>> START Records
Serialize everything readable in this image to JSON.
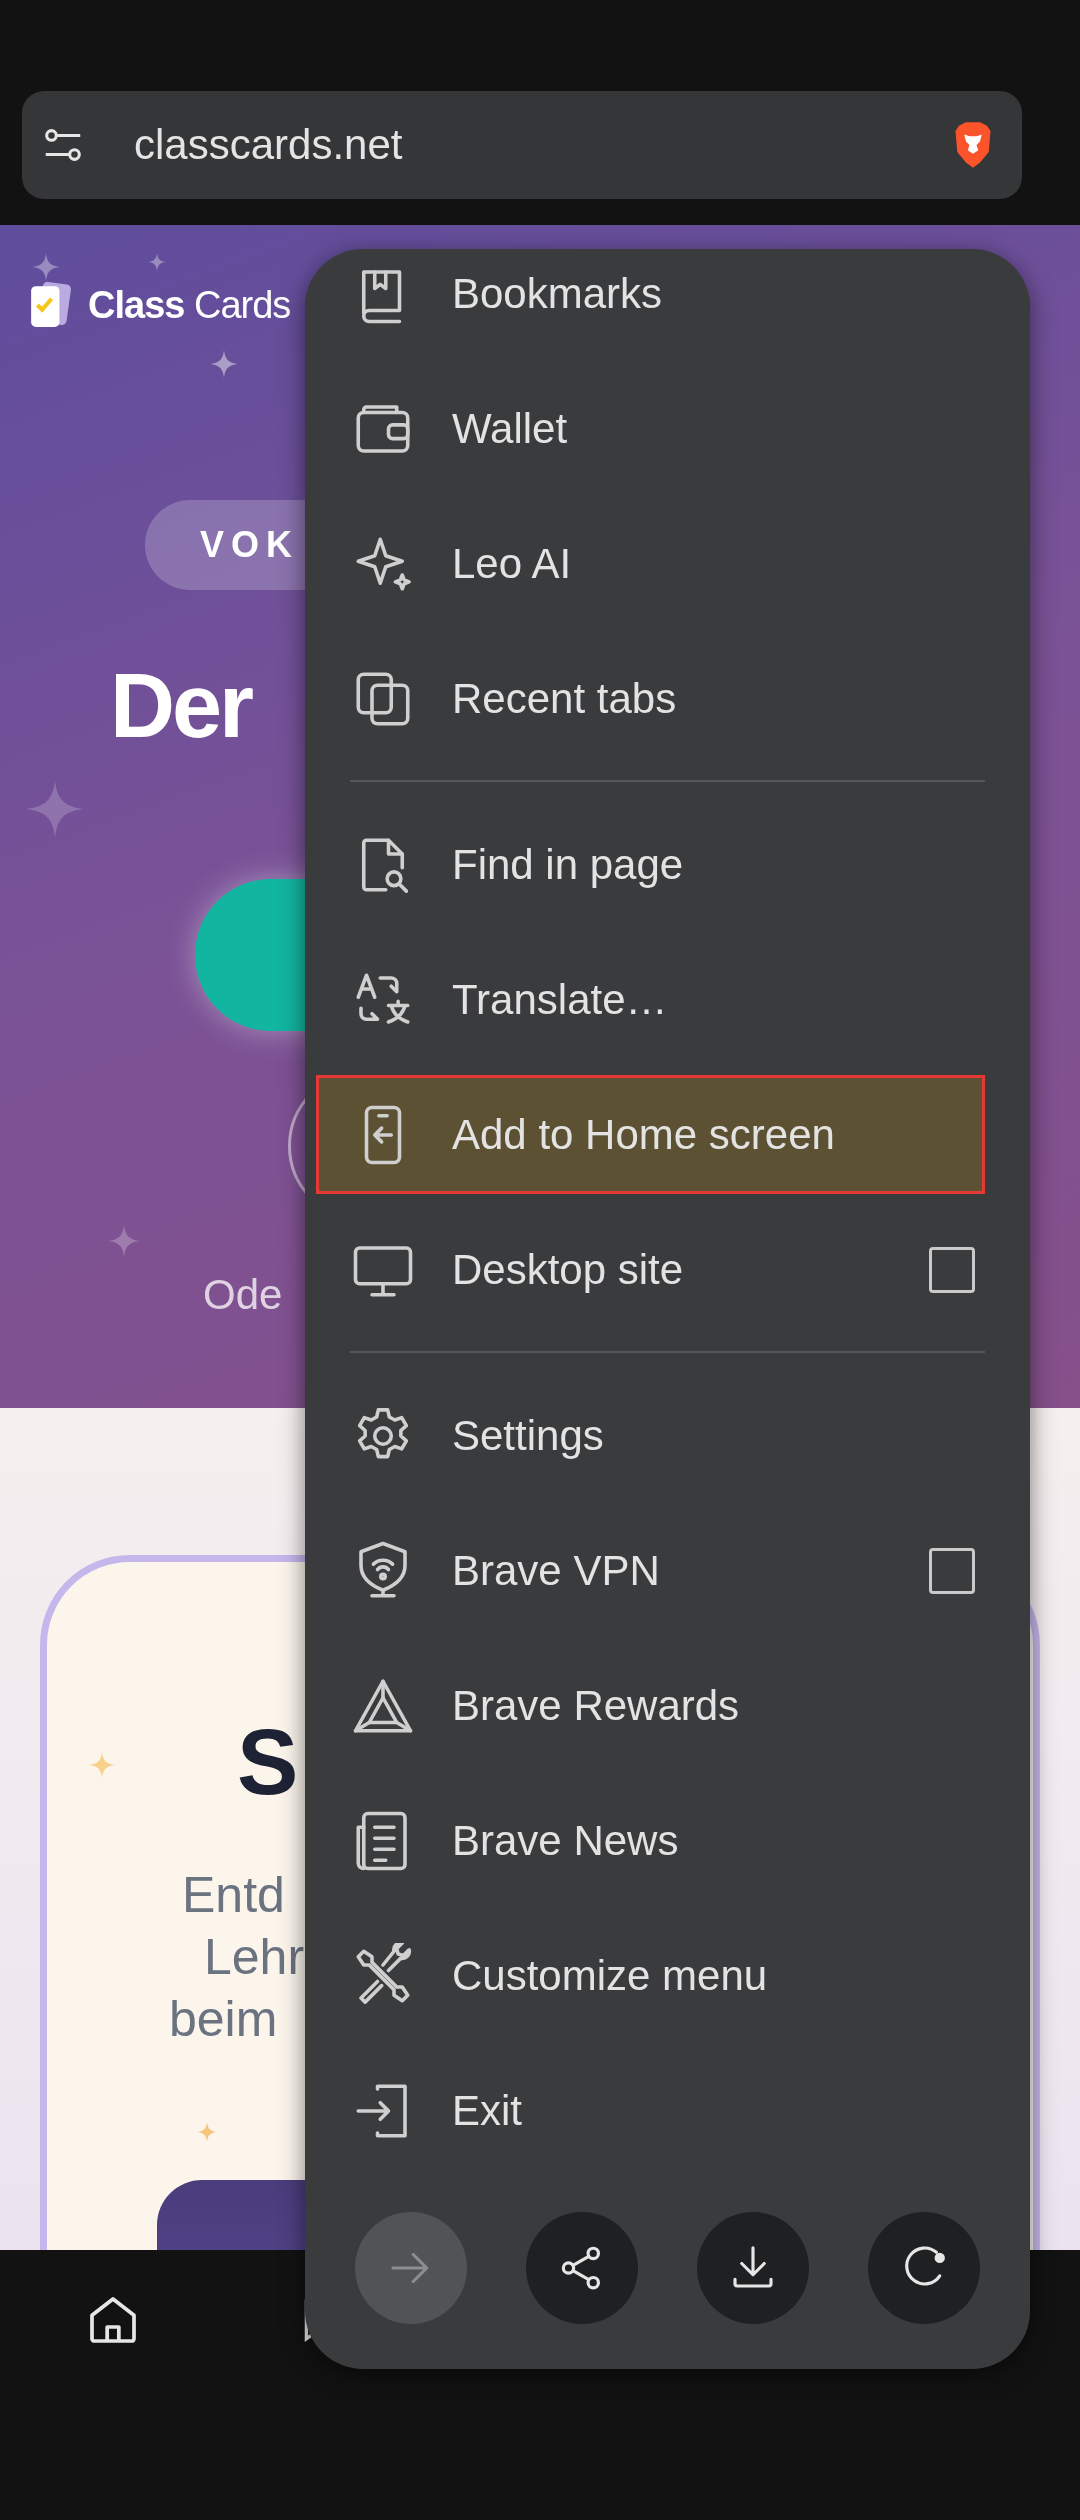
{
  "address_bar": {
    "url": "classcards.net"
  },
  "page": {
    "logo": "**Class** Cards",
    "tag": "VOK",
    "headline": "Der",
    "note": "Ode",
    "card": {
      "title": "S",
      "lines": [
        "Entd",
        "Lehr",
        "beim"
      ]
    }
  },
  "menu": {
    "sections": [
      [
        {
          "label": "Bookmarks",
          "selected": false
        },
        {
          "label": "Wallet",
          "selected": false
        },
        {
          "label": "Leo AI",
          "selected": false
        },
        {
          "label": "Recent tabs",
          "selected": false
        }
      ],
      [
        {
          "label": "Find in page",
          "selected": false
        },
        {
          "label": "Translate…",
          "selected": false
        },
        {
          "label": "Add to Home screen",
          "selected": true
        },
        {
          "label": "Desktop site",
          "selected": false,
          "checked": false
        }
      ],
      [
        {
          "label": "Settings",
          "selected": false
        },
        {
          "label": "Brave VPN",
          "selected": false,
          "checked": false
        },
        {
          "label": "Brave Rewards",
          "selected": false
        },
        {
          "label": "Brave News",
          "selected": false
        },
        {
          "label": "Customize menu",
          "selected": false
        },
        {
          "label": "Exit",
          "selected": false
        }
      ]
    ],
    "actions": [
      {
        "kind": "forward",
        "disabled": true
      },
      {
        "kind": "share",
        "disabled": false
      },
      {
        "kind": "download",
        "disabled": false
      },
      {
        "kind": "reload",
        "disabled": false
      }
    ]
  }
}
>> END Records
→ Written task: List each line of the records that holds the string "Brave".

→ Final result:
          "label": "Brave VPN",
          "label": "Brave Rewards",
          "label": "Brave News",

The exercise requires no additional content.